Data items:
---*---

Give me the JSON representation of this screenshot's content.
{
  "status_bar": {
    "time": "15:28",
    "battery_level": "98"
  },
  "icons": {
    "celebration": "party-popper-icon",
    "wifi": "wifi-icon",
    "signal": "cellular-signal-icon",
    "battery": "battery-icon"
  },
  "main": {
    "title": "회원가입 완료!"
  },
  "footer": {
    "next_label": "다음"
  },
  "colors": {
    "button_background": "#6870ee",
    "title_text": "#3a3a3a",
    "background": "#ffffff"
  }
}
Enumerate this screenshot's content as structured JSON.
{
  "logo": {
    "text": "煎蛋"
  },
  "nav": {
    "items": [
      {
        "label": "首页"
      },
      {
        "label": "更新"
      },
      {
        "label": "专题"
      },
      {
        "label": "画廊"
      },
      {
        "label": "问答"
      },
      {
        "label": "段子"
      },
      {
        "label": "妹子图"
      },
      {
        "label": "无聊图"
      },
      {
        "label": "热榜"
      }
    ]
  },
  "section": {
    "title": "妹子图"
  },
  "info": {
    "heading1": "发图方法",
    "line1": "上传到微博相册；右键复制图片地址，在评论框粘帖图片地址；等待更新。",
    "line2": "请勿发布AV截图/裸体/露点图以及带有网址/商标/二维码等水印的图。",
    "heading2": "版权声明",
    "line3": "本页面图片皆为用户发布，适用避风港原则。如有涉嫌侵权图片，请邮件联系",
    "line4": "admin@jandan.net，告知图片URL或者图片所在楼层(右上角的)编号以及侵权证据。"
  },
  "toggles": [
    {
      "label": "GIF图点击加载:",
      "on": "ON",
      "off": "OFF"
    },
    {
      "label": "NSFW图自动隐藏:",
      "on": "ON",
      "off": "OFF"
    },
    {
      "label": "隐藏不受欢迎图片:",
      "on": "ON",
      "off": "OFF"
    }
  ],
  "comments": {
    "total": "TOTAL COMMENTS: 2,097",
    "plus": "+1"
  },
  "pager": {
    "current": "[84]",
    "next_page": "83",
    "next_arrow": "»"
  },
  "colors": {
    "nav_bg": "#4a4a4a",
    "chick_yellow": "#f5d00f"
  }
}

---*---

== AIM OF THE TASK ==
All of the entries should be written out again exactly.

== SOLVED EXERCISE ==
Give me the JSON representation of this screenshot's content.
{
  "status_bar": {
    "time": "15:28",
    "battery_level": "98"
  },
  "icons": {
    "celebration": "party-popper-icon",
    "wifi": "wifi-icon",
    "signal": "cellular-signal-icon",
    "battery": "battery-icon"
  },
  "main": {
    "title": "회원가입 완료!"
  },
  "footer": {
    "next_label": "다음"
  },
  "colors": {
    "button_background": "#6870ee",
    "title_text": "#3a3a3a",
    "background": "#ffffff"
  }
}
Enumerate this screenshot's content as structured JSON.
{
  "logo": {
    "text": "煎蛋"
  },
  "nav": {
    "items": [
      {
        "label": "首页"
      },
      {
        "label": "更新"
      },
      {
        "label": "专题"
      },
      {
        "label": "画廊"
      },
      {
        "label": "问答"
      },
      {
        "label": "段子"
      },
      {
        "label": "妹子图"
      },
      {
        "label": "无聊图"
      },
      {
        "label": "热榜"
      }
    ]
  },
  "section": {
    "title": "妹子图"
  },
  "info": {
    "heading1": "发图方法",
    "line1": "上传到微博相册；右键复制图片地址，在评论框粘帖图片地址；等待更新。",
    "line2": "请勿发布AV截图/裸体/露点图以及带有网址/商标/二维码等水印的图。",
    "heading2": "版权声明",
    "line3": "本页面图片皆为用户发布，适用避风港原则。如有涉嫌侵权图片，请邮件联系",
    "line4": "admin@jandan.net，告知图片URL或者图片所在楼层(右上角的)编号以及侵权证据。"
  },
  "toggles": [
    {
      "label": "GIF图点击加载:",
      "on": "ON",
      "off": "OFF"
    },
    {
      "label": "NSFW图自动隐藏:",
      "on": "ON",
      "off": "OFF"
    },
    {
      "label": "隐藏不受欢迎图片:",
      "on": "ON",
      "off": "OFF"
    }
  ],
  "comments": {
    "total": "TOTAL COMMENTS: 2,097",
    "plus": "+1"
  },
  "pager": {
    "current": "[84]",
    "next_page": "83",
    "next_arrow": "»"
  },
  "colors": {
    "nav_bg": "#4a4a4a",
    "chick_yellow": "#f5d00f"
  }
}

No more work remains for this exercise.